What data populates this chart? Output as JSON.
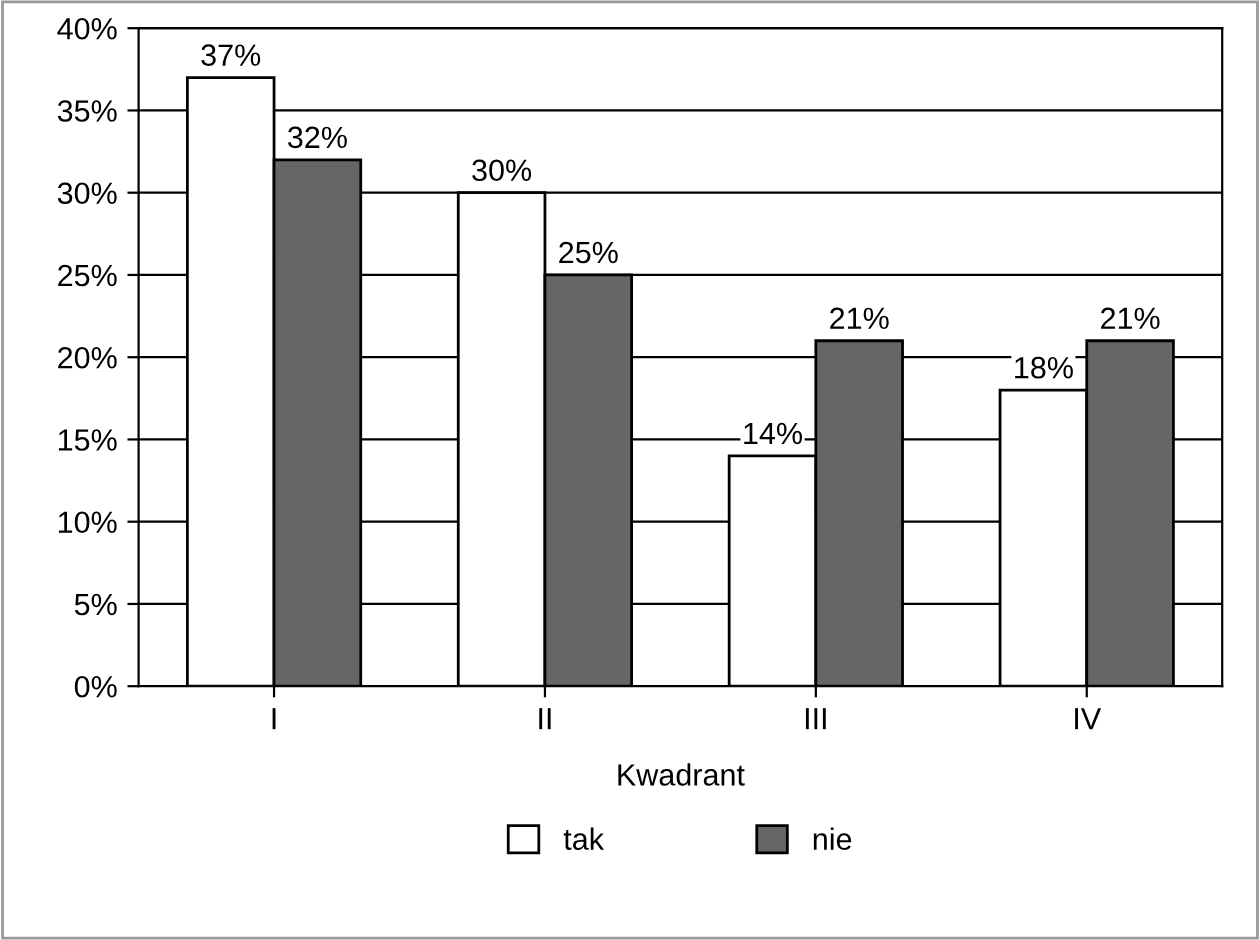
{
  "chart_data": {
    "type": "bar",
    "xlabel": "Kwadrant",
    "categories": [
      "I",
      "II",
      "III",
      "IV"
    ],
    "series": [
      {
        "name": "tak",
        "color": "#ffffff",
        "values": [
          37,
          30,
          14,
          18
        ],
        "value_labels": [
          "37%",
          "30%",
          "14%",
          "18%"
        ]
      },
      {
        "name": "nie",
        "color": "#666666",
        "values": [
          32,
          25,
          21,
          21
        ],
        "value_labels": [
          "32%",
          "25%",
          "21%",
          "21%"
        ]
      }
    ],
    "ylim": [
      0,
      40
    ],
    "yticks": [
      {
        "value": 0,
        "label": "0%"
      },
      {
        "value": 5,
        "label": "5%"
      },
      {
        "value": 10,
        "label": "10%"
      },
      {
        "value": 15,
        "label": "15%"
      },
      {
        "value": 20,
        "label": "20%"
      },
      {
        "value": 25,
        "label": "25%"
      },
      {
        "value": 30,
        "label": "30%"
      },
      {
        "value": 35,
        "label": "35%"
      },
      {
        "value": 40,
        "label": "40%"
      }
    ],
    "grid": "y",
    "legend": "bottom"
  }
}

◇ ◇ ◇ ◇

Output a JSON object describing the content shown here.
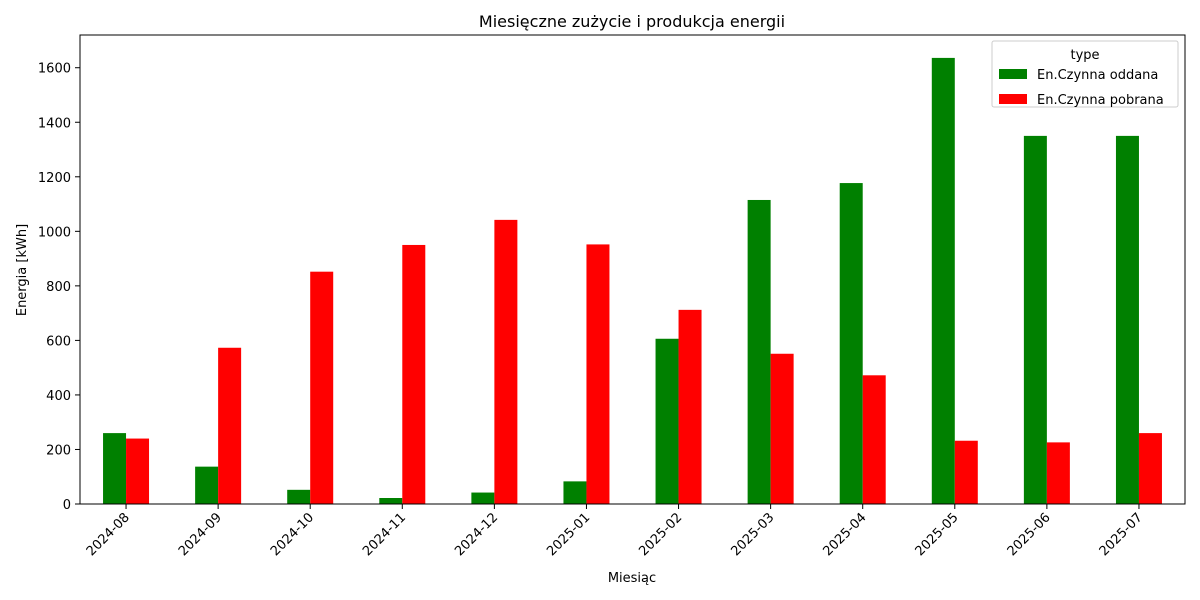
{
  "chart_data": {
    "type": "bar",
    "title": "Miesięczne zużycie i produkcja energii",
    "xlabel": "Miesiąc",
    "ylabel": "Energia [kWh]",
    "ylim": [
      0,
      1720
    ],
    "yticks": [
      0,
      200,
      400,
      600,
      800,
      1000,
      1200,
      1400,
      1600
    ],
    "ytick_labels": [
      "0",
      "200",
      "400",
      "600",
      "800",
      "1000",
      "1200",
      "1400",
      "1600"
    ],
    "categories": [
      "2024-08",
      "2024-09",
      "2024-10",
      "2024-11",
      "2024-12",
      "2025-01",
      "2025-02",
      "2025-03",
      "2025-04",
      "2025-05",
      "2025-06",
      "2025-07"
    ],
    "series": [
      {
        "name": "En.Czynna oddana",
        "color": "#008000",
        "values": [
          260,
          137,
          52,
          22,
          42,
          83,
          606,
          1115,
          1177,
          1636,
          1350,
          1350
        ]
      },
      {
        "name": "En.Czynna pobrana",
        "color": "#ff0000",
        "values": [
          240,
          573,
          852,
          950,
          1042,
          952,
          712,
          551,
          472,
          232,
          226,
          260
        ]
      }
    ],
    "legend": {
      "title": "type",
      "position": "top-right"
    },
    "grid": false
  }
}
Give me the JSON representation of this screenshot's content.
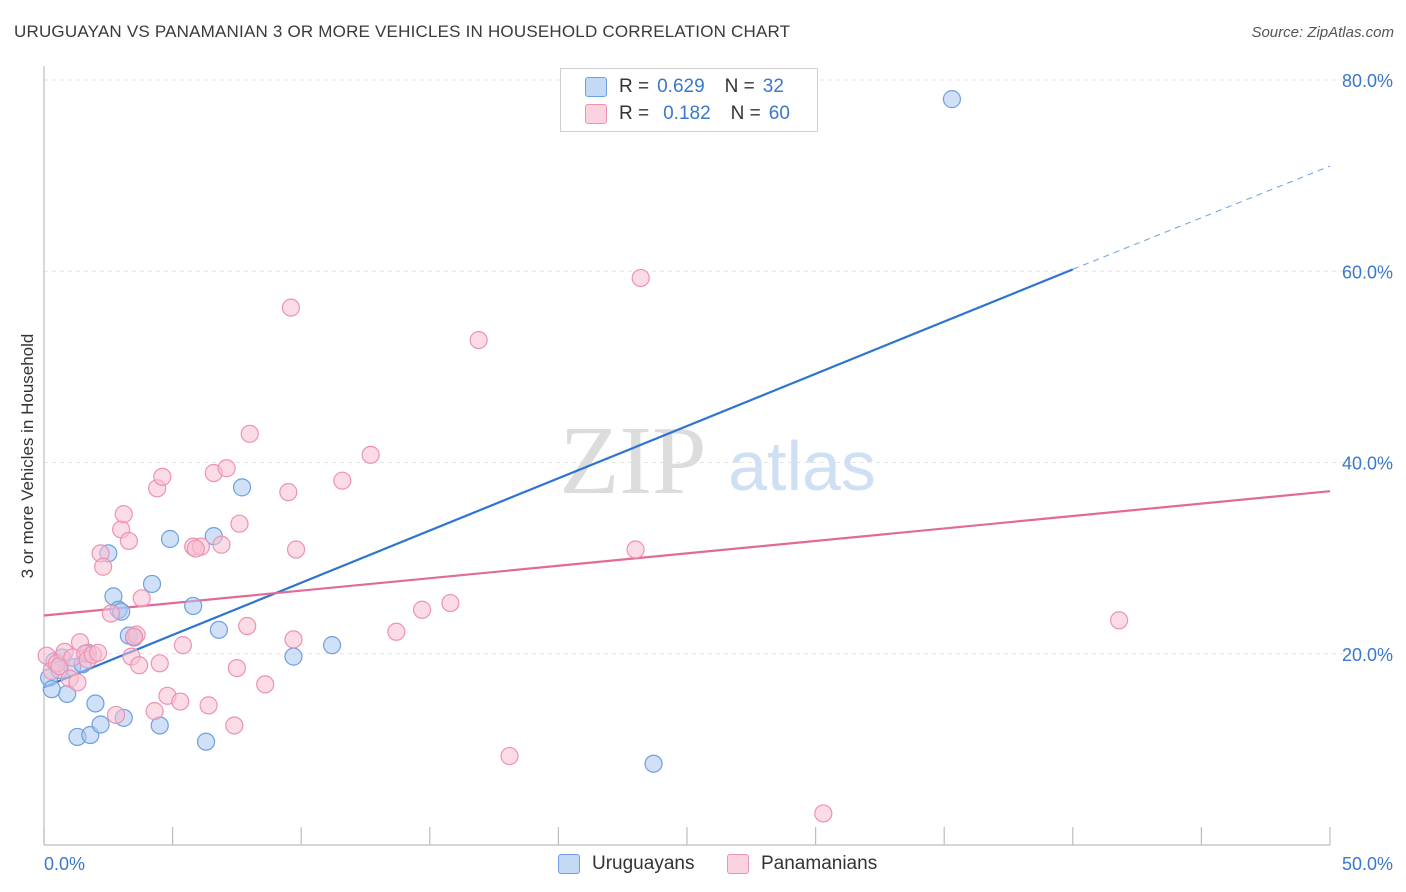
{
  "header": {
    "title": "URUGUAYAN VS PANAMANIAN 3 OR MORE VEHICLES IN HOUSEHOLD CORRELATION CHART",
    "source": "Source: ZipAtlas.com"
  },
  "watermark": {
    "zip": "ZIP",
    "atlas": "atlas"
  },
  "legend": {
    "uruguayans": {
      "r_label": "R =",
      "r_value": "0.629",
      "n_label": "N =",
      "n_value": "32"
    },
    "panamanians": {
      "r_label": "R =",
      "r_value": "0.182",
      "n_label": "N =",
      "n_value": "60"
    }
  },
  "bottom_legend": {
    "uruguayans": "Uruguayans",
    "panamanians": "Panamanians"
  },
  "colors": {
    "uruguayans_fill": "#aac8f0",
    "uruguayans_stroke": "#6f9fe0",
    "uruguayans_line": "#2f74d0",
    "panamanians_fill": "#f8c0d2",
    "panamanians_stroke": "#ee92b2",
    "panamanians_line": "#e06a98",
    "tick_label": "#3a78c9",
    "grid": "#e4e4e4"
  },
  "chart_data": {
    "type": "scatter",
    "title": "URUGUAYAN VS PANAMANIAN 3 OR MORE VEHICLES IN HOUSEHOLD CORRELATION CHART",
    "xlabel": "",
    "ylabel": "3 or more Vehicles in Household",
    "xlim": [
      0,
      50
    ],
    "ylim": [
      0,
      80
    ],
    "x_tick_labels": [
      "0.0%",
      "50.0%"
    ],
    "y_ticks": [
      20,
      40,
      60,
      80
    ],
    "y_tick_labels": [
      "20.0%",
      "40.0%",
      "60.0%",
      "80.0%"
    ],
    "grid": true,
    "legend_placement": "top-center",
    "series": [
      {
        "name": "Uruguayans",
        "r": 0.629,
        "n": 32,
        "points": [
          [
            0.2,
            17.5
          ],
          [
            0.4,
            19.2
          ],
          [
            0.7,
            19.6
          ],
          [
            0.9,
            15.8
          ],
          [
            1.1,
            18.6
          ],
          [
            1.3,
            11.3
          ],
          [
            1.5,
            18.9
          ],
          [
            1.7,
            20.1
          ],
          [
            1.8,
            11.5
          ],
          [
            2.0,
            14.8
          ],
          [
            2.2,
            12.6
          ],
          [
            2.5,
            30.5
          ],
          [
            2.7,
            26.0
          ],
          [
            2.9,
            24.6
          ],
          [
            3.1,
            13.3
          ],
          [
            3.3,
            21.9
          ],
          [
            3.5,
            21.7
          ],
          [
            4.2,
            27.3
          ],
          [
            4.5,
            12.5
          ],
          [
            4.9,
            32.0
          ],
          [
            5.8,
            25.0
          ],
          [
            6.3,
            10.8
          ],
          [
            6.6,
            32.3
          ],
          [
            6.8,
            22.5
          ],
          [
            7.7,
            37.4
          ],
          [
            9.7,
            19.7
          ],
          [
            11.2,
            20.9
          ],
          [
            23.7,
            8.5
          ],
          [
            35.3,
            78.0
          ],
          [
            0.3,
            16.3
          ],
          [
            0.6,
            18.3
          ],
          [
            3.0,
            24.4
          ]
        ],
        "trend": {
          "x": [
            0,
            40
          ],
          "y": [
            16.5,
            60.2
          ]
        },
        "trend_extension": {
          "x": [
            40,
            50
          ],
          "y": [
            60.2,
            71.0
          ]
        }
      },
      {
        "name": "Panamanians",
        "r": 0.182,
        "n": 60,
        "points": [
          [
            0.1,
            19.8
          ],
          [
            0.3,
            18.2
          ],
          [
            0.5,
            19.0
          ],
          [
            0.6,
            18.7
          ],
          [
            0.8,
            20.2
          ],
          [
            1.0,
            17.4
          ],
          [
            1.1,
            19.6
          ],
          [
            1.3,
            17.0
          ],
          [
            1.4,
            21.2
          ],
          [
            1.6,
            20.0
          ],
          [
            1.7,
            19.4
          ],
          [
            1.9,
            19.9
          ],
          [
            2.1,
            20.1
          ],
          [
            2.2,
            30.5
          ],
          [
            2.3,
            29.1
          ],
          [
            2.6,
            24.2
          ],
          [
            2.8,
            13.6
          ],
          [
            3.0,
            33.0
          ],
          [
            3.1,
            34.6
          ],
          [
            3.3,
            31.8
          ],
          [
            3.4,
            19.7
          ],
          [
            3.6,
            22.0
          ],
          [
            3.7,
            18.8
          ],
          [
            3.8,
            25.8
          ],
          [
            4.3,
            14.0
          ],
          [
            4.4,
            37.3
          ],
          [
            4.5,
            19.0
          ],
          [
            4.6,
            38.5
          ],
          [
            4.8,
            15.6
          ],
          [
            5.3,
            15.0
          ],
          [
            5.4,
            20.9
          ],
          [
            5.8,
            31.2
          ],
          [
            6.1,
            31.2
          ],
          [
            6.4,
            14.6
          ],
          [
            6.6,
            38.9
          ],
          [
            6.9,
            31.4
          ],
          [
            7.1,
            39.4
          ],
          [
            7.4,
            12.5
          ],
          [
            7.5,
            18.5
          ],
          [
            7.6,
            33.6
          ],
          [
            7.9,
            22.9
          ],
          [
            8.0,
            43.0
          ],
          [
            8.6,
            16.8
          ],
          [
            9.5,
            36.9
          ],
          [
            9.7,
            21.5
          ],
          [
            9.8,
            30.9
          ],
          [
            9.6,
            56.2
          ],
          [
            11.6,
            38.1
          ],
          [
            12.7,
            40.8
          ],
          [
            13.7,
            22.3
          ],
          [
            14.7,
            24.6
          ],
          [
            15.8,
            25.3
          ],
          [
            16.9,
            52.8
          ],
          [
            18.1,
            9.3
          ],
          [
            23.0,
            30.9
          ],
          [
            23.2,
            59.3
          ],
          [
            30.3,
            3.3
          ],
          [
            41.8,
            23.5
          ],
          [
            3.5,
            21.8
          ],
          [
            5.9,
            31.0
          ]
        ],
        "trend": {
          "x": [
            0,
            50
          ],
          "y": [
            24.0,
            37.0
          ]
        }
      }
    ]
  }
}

◇ ◇ ◇ ◇

* [OBJECTIVE] Copy out each line of the material that holds the word "JSON".

* [TASK RESPONSE]
What data populates this chart? Output as JSON.
Output a JSON object describing the content shown here.
Give me the JSON representation of this screenshot's content.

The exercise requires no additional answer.